TASK BRIEF = Reproduce the following material exactly, including every line.

--- Start EXERCISE INPUT ---

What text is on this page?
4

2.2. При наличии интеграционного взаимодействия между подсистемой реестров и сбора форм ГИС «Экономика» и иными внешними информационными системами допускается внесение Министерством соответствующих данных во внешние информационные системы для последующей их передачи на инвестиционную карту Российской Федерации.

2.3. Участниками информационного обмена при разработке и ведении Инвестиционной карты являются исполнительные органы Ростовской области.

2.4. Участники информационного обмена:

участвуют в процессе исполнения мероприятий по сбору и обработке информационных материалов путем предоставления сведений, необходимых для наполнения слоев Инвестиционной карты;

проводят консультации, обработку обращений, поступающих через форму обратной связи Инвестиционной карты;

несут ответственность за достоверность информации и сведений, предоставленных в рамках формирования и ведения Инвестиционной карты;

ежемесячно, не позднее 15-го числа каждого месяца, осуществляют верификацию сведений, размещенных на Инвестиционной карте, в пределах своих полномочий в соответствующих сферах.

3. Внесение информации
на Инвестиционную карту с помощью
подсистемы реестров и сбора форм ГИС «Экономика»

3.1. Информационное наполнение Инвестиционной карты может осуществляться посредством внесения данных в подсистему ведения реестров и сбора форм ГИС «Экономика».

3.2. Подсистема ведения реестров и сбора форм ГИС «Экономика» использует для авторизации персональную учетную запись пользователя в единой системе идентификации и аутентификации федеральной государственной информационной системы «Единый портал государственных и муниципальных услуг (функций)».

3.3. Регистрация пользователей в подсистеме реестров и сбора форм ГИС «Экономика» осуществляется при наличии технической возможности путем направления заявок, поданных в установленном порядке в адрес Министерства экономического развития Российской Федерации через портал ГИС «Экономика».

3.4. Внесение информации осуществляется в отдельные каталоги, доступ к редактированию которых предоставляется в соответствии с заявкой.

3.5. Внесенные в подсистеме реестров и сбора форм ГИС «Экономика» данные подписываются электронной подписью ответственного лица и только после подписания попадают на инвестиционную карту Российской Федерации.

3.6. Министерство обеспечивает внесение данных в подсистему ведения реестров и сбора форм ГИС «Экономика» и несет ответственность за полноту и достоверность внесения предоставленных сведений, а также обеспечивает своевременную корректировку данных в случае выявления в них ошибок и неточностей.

--- End EXERCISE INPUT ---

RESULT OF THE EXERCISE =
What text is on this page?
4

2.2. При наличии интеграционного взаимодействия между подсистемой реестров и сбора форм ГИС «Экономика» и иными внешними информационными системами допускается внесение Министерством соответствующих данных во внешние информационные системы для последующей их передачи на инвестиционную карту Российской Федерации.

2.3. Участниками информационного обмена при разработке и ведении Инвестиционной карты являются исполнительные органы Ростовской области.

2.4. Участники информационного обмена:

участвуют в процессе исполнения мероприятий по сбору и обработке информационных материалов путем предоставления сведений, необходимых для наполнения слоев Инвестиционной карты;

проводят консультации, обработку обращений, поступающих через форму обратной связи Инвестиционной карты;

несут ответственность за достоверность информации и сведений, предоставленных в рамках формирования и ведения Инвестиционной карты;

ежемесячно, не позднее 15-го числа каждого месяца, осуществляют верификацию сведений, размещенных на Инвестиционной карте, в пределах своих полномочий в соответствующих сферах.

3. Внесение информации
на Инвестиционную карту с помощью
подсистемы реестров и сбора форм ГИС «Экономика»

3.1. Информационное наполнение Инвестиционной карты может осуществляться посредством внесения данных в подсистему ведения реестров и сбора форм ГИС «Экономика».

3.2. Подсистема ведения реестров и сбора форм ГИС «Экономика» использует для авторизации персональную учетную запись пользователя в единой системе идентификации и аутентификации федеральной государственной информационной системы «Единый портал государственных и муниципальных услуг (функций)».

3.3. Регистрация пользователей в подсистеме реестров и сбора форм ГИС «Экономика» осуществляется при наличии технической возможности путем направления заявок, поданных в установленном порядке в адрес Министерства экономического развития Российской Федерации через портал ГИС «Экономика».

3.4. Внесение информации осуществляется в отдельные каталоги, доступ к редактированию которых предоставляется в соответствии с заявкой.

3.5. Внесенные в подсистеме реестров и сбора форм ГИС «Экономика» данные подписываются электронной подписью ответственного лица и только после подписания попадают на инвестиционную карту Российской Федерации.

3.6. Министерство обеспечивает внесение данных в подсистему ведения реестров и сбора форм ГИС «Экономика» и несет ответственность за полноту и достоверность внесения предоставленных сведений, а также обеспечивает своевременную корректировку данных в случае выявления в них ошибок и неточностей.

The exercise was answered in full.